■ **EXERCISE DESCRIPTION**: From the entries below, please gather each line containing the string "title".

■ **SUPPLIED RECORDS**:
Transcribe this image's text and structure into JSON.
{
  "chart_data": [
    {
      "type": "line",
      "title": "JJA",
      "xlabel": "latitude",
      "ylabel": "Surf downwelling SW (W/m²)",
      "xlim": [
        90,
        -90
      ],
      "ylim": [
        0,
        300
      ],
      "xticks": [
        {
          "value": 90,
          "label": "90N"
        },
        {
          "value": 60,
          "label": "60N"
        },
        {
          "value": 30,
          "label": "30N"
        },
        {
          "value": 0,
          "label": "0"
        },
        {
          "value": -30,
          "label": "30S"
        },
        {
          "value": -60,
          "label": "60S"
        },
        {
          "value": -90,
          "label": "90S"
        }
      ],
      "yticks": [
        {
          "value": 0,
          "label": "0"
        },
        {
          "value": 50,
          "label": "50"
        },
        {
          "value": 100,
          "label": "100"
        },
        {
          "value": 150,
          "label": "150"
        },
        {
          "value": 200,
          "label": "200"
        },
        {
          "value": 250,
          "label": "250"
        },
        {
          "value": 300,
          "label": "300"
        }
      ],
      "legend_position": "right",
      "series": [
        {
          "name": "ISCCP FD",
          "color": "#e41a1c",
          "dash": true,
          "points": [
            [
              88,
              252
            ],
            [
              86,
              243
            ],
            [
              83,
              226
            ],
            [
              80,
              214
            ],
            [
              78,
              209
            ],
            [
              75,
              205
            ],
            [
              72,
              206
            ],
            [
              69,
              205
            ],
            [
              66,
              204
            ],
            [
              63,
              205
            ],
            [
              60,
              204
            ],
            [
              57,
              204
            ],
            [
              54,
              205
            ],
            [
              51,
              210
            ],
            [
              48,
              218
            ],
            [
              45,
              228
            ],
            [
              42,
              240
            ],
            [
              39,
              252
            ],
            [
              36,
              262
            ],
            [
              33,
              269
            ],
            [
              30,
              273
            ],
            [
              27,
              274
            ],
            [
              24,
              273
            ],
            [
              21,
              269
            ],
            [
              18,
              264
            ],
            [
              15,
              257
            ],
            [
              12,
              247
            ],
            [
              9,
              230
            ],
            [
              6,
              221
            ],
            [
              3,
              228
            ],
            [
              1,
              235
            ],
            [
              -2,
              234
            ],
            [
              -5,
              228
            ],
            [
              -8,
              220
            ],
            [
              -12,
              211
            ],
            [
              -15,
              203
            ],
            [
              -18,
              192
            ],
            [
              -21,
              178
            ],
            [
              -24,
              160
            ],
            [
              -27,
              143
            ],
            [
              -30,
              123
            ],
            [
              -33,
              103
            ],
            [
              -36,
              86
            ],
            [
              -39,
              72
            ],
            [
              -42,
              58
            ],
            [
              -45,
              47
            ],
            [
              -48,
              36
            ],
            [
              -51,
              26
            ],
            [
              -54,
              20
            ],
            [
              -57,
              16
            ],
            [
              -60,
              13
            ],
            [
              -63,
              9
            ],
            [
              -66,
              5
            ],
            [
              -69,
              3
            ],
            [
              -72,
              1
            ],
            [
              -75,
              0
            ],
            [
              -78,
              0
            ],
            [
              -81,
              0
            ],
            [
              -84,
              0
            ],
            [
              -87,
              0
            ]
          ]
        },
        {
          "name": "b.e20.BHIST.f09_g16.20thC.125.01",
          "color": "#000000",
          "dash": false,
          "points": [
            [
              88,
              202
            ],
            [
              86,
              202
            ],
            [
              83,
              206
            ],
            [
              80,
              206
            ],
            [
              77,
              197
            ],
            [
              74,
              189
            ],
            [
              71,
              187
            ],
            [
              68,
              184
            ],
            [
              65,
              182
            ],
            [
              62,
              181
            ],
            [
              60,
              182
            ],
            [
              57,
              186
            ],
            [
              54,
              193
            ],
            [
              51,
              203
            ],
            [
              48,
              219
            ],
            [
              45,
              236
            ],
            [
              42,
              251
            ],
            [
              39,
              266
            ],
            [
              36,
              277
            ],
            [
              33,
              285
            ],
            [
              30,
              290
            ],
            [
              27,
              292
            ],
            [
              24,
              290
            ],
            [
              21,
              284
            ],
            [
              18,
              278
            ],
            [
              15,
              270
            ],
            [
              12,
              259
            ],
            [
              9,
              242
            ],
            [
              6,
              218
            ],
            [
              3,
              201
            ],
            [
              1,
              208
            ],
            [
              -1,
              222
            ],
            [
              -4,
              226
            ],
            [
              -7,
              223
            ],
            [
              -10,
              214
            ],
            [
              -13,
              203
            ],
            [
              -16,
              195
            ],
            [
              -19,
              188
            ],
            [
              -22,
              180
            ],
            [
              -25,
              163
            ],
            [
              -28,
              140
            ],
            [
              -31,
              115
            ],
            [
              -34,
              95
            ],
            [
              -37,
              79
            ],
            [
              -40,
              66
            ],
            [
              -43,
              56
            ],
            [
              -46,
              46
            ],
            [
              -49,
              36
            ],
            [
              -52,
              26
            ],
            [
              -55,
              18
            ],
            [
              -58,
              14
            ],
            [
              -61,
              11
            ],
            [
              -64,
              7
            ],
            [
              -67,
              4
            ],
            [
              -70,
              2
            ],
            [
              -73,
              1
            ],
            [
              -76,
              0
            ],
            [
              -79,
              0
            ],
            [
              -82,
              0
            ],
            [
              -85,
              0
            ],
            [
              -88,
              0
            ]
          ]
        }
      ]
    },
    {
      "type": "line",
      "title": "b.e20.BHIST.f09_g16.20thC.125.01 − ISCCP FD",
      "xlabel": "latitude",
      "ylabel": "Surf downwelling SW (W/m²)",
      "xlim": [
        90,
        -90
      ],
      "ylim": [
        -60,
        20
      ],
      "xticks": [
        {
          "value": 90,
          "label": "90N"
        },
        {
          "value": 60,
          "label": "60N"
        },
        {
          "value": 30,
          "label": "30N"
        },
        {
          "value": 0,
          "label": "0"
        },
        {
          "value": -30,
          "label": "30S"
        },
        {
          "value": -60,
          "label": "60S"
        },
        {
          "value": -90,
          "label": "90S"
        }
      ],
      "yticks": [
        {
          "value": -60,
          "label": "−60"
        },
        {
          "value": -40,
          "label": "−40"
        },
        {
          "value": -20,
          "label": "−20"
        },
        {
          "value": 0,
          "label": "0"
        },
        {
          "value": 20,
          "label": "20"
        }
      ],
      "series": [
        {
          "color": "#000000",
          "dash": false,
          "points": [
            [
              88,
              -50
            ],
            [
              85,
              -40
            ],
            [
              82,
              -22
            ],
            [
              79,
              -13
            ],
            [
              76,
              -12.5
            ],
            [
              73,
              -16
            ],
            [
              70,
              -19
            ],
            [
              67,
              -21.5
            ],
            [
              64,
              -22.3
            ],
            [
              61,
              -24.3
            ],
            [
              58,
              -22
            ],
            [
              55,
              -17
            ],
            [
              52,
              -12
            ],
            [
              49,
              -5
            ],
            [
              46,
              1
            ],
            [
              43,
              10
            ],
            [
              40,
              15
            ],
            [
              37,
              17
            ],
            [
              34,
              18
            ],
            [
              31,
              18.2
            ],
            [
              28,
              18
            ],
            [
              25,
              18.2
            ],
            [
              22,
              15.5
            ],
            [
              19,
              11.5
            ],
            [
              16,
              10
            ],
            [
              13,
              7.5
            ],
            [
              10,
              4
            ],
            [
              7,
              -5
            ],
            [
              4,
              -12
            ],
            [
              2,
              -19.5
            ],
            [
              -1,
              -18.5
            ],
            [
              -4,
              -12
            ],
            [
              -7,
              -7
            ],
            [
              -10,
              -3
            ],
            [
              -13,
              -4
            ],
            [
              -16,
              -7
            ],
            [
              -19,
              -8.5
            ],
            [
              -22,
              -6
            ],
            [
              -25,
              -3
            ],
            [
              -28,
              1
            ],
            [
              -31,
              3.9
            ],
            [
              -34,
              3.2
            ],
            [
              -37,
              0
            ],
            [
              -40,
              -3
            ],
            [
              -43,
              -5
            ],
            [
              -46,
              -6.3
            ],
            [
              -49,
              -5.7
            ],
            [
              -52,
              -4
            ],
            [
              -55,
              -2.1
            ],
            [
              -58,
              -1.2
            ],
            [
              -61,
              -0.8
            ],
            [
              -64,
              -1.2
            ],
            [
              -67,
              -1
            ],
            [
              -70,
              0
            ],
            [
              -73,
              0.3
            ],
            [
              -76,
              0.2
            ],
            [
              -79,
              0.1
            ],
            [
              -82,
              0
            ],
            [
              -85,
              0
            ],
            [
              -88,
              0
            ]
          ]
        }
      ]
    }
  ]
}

■ **THE SOLUTION**:
      "title": "JJA",
      "title": "b.e20.BHIST.f09_g16.20thC.125.01 − ISCCP FD",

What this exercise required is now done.